START

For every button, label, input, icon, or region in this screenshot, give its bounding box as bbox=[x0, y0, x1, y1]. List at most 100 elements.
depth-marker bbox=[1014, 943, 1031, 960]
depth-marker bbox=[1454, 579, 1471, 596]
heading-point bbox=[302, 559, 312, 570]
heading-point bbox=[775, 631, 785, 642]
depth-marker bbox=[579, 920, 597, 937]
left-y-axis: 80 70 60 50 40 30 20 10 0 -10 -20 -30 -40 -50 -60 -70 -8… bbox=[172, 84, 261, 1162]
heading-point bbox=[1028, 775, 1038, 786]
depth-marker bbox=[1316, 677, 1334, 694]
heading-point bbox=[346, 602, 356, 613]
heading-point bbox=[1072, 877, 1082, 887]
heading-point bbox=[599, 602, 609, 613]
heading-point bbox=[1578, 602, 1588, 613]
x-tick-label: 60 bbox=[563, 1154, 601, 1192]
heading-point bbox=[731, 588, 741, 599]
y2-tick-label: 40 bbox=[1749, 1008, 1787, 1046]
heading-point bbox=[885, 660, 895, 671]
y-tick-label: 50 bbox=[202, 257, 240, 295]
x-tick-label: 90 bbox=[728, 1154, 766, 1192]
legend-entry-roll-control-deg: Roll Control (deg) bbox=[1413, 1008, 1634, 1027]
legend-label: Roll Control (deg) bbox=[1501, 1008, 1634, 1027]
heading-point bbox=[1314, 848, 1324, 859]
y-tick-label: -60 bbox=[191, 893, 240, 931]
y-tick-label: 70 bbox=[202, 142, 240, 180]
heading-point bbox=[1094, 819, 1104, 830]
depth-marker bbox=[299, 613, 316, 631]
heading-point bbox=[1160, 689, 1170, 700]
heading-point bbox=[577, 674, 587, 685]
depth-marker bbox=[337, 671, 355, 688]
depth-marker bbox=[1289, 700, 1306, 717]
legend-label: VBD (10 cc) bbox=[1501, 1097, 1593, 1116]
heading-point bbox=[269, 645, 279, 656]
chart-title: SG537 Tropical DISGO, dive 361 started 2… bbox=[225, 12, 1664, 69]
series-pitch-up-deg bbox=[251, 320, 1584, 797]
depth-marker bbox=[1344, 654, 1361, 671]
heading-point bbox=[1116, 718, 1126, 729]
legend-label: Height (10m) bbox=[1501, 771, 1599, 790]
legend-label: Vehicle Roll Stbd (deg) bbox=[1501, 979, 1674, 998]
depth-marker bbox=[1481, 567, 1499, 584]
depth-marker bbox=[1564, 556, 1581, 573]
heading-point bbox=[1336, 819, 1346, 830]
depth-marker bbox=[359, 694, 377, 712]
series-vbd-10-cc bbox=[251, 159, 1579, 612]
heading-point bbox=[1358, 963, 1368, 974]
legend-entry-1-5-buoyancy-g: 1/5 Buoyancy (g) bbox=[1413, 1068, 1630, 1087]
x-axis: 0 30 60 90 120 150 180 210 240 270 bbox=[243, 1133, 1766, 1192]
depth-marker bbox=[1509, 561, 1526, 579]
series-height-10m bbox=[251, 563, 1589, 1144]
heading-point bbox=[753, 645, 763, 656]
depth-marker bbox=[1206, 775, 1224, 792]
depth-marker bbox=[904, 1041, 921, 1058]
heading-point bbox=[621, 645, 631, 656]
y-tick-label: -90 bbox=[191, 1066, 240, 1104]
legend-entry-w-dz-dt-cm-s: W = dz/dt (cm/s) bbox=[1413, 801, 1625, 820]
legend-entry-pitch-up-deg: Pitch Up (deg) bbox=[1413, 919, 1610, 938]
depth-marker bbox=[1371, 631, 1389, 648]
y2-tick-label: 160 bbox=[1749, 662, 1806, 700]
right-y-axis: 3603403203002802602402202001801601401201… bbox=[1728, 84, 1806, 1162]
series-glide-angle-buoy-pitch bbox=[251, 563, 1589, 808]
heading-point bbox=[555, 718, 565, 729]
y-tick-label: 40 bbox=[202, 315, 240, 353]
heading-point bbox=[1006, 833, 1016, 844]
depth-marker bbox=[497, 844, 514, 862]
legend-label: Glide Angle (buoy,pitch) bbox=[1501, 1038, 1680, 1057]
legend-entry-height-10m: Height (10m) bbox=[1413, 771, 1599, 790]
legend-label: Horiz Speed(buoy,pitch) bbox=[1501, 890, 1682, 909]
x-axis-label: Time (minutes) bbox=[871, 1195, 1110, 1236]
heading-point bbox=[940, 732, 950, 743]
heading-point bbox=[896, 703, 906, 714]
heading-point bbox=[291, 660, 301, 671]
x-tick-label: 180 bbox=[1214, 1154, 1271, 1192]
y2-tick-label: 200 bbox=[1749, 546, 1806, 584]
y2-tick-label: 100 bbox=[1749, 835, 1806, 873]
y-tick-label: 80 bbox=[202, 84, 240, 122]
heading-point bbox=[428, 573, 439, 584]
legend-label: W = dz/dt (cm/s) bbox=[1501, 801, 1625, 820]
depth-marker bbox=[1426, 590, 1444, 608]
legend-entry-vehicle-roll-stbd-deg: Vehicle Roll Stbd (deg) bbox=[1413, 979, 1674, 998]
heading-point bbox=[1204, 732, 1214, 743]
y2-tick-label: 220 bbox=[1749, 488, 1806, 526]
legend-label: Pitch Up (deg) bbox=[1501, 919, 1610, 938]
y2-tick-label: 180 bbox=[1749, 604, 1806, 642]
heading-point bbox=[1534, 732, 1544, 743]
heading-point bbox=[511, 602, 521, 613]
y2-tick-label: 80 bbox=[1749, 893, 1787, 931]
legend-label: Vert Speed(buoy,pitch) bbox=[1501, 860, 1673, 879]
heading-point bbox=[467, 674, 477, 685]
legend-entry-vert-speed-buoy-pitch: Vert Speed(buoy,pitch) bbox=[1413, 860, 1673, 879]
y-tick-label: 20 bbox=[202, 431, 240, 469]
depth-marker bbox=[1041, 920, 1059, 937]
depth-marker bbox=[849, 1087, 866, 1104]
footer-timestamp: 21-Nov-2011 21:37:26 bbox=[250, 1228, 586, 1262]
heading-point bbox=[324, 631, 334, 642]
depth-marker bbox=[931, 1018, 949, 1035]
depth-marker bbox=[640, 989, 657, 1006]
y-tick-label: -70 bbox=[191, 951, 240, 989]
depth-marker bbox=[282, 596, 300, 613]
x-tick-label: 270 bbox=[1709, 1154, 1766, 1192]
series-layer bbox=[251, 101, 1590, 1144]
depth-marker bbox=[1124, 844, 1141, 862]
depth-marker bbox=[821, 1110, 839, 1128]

END

-- TASK OBJECTIVE --
Transcribe the listing from its first line through the line containing "heading-point bbox=[775, 631, 785, 642]", with both of those lines included.

-- REPLY TO THE TASK --
For every button, label, input, icon, or region in this screenshot, give its bounding box as bbox=[x0, y0, x1, y1]. List at most 100 elements.
depth-marker bbox=[1014, 943, 1031, 960]
depth-marker bbox=[1454, 579, 1471, 596]
heading-point bbox=[302, 559, 312, 570]
heading-point bbox=[775, 631, 785, 642]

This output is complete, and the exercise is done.